Data records:
_____
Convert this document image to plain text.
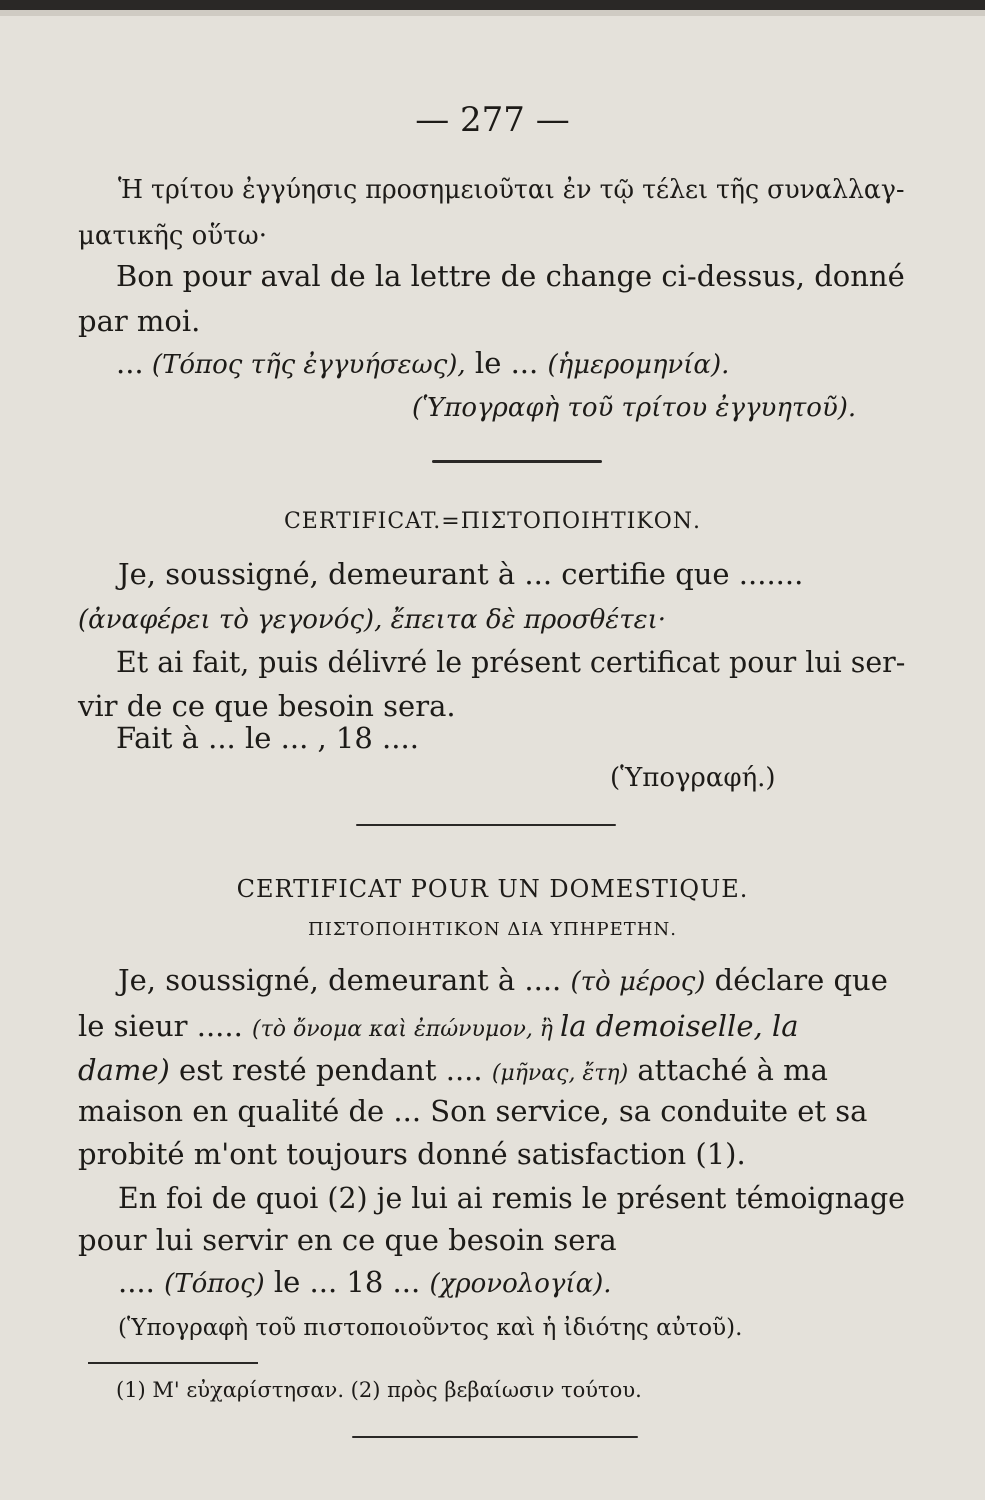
— 277 —
Ἡ τρίτου ἐγγύησις προσημειοῦται ἐν τῷ τέλει τῆς συναλλαγ-
ματικῆς οὕτω·
Bon pour aval de la lettre de change ci-dessus, donné
par moi.
... (Τόπος τῆς ἐγγυήσεως), le ... (ἡμερομηνία).
(Ὑπογραφὴ τοῦ τρίτου ἐγγυητοῦ).
CERTIFICAT.=ΠΙΣΤΟΠΟΙΗΤΙΚΟΝ.
Je, soussigné, demeurant à ... certifie que .......
(ἀναφέρει τὸ γεγονός), ἔπειτα δὲ προσθέτει·
Et ai fait, puis délivré le présent certificat pour lui ser-
vir de ce que besoin sera.
Fait à ... le ... , 18 ....
(Ὑπογραφή.)
CERTIFICAT POUR UN DOMESTIQUE.
ΠΙΣΤΟΠΟΙΗΤΙΚΟΝ ΔΙΑ ΥΠΗΡΕΤΗΝ.
Je, soussigné, demeurant à .... (τὸ μέρος) déclare que
le sieur ..... (τὸ ὄνομα καὶ ἐπώνυμον, ἢ la demoiselle, la
dame) est resté pendant .... (μῆνας, ἔτη) attaché à ma
maison en qualité de ... Son service, sa conduite et sa
probité m'ont toujours donné satisfaction (1).
En foi de quoi (2) je lui ai remis le présent témoignage
pour lui servir en ce que besoin sera
.... (Τόπος) le ... 18 ... (χρονολογία).
(Ὑπογραφὴ τοῦ πιστοποιοῦντος καὶ ἡ ἰδιότης αὐτοῦ).
(1) Μ' εὐχαρίστησαν. (2) πρὸς βεβαίωσιν τούτου.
_____
§ **The request**
Copy the data word for word. Pictures do not go in the copy.

§ **Answer to this problem**
Convert this document image to plain text.
— 277 —
Ἡ τρίτου ἐγγύησις προσημειοῦται ἐν τῷ τέλει τῆς συναλλαγ-
ματικῆς οὕτω·
Bon pour aval de la lettre de change ci-dessus, donné
par moi.
... (Τόπος τῆς ἐγγυήσεως), le ... (ἡμερομηνία).
(Ὑπογραφὴ τοῦ τρίτου ἐγγυητοῦ).
CERTIFICAT.=ΠΙΣΤΟΠΟΙΗΤΙΚΟΝ.
Je, soussigné, demeurant à ... certifie que .......
(ἀναφέρει τὸ γεγονός), ἔπειτα δὲ προσθέτει·
Et ai fait, puis délivré le présent certificat pour lui ser-
vir de ce que besoin sera.
Fait à ... le ... , 18 ....
(Ὑπογραφή.)
CERTIFICAT POUR UN DOMESTIQUE.
ΠΙΣΤΟΠΟΙΗΤΙΚΟΝ ΔΙΑ ΥΠΗΡΕΤΗΝ.
Je, soussigné, demeurant à .... (τὸ μέρος) déclare que
le sieur ..... (τὸ ὄνομα καὶ ἐπώνυμον, ἢ la demoiselle, la
dame) est resté pendant .... (μῆνας, ἔτη) attaché à ma
maison en qualité de ... Son service, sa conduite et sa
probité m'ont toujours donné satisfaction (1).
En foi de quoi (2) je lui ai remis le présent témoignage
pour lui servir en ce que besoin sera
.... (Τόπος) le ... 18 ... (χρονολογία).
(Ὑπογραφὴ τοῦ πιστοποιοῦντος καὶ ἡ ἰδιότης αὐτοῦ).
(1) Μ' εὐχαρίστησαν. (2) πρὸς βεβαίωσιν τούτου.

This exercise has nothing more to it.